*EXERCISE TASK:* Give the entries again, word for word.

*MATERIAL:*
----------

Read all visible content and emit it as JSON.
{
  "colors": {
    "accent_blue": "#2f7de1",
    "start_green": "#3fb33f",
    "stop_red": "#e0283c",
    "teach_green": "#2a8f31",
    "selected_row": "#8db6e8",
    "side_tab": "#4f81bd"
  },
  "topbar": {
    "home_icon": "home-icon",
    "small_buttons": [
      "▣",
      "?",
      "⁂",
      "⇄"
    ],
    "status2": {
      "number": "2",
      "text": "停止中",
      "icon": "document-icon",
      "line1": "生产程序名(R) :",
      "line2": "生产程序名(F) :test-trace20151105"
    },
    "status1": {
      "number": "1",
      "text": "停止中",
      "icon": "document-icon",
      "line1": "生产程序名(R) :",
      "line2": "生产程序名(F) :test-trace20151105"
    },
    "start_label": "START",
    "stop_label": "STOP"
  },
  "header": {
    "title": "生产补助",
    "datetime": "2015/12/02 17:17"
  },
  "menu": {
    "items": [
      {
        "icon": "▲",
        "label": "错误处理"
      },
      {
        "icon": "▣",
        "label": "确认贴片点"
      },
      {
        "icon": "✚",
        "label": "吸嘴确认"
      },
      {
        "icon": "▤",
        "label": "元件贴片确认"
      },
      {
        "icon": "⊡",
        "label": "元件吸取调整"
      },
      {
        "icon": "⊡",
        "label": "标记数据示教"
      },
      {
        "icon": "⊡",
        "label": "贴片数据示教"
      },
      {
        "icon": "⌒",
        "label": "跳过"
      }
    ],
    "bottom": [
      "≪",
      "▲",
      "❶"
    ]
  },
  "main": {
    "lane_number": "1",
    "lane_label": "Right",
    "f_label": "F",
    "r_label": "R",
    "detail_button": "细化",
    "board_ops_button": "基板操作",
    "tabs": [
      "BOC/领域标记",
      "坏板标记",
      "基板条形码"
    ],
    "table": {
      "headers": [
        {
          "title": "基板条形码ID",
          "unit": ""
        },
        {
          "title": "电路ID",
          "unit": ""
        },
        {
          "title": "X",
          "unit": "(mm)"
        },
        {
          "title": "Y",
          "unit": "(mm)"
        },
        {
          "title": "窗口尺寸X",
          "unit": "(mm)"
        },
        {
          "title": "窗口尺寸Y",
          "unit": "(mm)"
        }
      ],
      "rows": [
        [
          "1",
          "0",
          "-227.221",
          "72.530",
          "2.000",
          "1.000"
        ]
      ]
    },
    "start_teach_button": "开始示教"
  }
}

----------

*THE OUTPUT:*
Read all visible content and emit it as JSON.
{
  "colors": {
    "accent_blue": "#2f7de1",
    "start_green": "#3fb33f",
    "stop_red": "#e0283c",
    "teach_green": "#2a8f31",
    "selected_row": "#8db6e8",
    "side_tab": "#4f81bd"
  },
  "topbar": {
    "home_icon": "home-icon",
    "small_buttons": [
      "▣",
      "?",
      "⁂",
      "⇄"
    ],
    "status2": {
      "number": "2",
      "text": "停止中",
      "icon": "document-icon",
      "line1": "生产程序名(R) :",
      "line2": "生产程序名(F) :test-trace20151105"
    },
    "status1": {
      "number": "1",
      "text": "停止中",
      "icon": "document-icon",
      "line1": "生产程序名(R) :",
      "line2": "生产程序名(F) :test-trace20151105"
    },
    "start_label": "START",
    "stop_label": "STOP"
  },
  "header": {
    "title": "生产补助",
    "datetime": "2015/12/02 17:17"
  },
  "menu": {
    "items": [
      {
        "icon": "▲",
        "label": "错误处理"
      },
      {
        "icon": "▣",
        "label": "确认贴片点"
      },
      {
        "icon": "✚",
        "label": "吸嘴确认"
      },
      {
        "icon": "▤",
        "label": "元件贴片确认"
      },
      {
        "icon": "⊡",
        "label": "元件吸取调整"
      },
      {
        "icon": "⊡",
        "label": "标记数据示教"
      },
      {
        "icon": "⊡",
        "label": "贴片数据示教"
      },
      {
        "icon": "⌒",
        "label": "跳过"
      }
    ],
    "bottom": [
      "≪",
      "▲",
      "❶"
    ]
  },
  "main": {
    "lane_number": "1",
    "lane_label": "Right",
    "f_label": "F",
    "r_label": "R",
    "detail_button": "细化",
    "board_ops_button": "基板操作",
    "tabs": [
      "BOC/领域标记",
      "坏板标记",
      "基板条形码"
    ],
    "table": {
      "headers": [
        {
          "title": "基板条形码ID",
          "unit": ""
        },
        {
          "title": "电路ID",
          "unit": ""
        },
        {
          "title": "X",
          "unit": "(mm)"
        },
        {
          "title": "Y",
          "unit": "(mm)"
        },
        {
          "title": "窗口尺寸X",
          "unit": "(mm)"
        },
        {
          "title": "窗口尺寸Y",
          "unit": "(mm)"
        }
      ],
      "rows": [
        [
          "1",
          "0",
          "-227.221",
          "72.530",
          "2.000",
          "1.000"
        ]
      ]
    },
    "start_teach_button": "开始示教"
  }
}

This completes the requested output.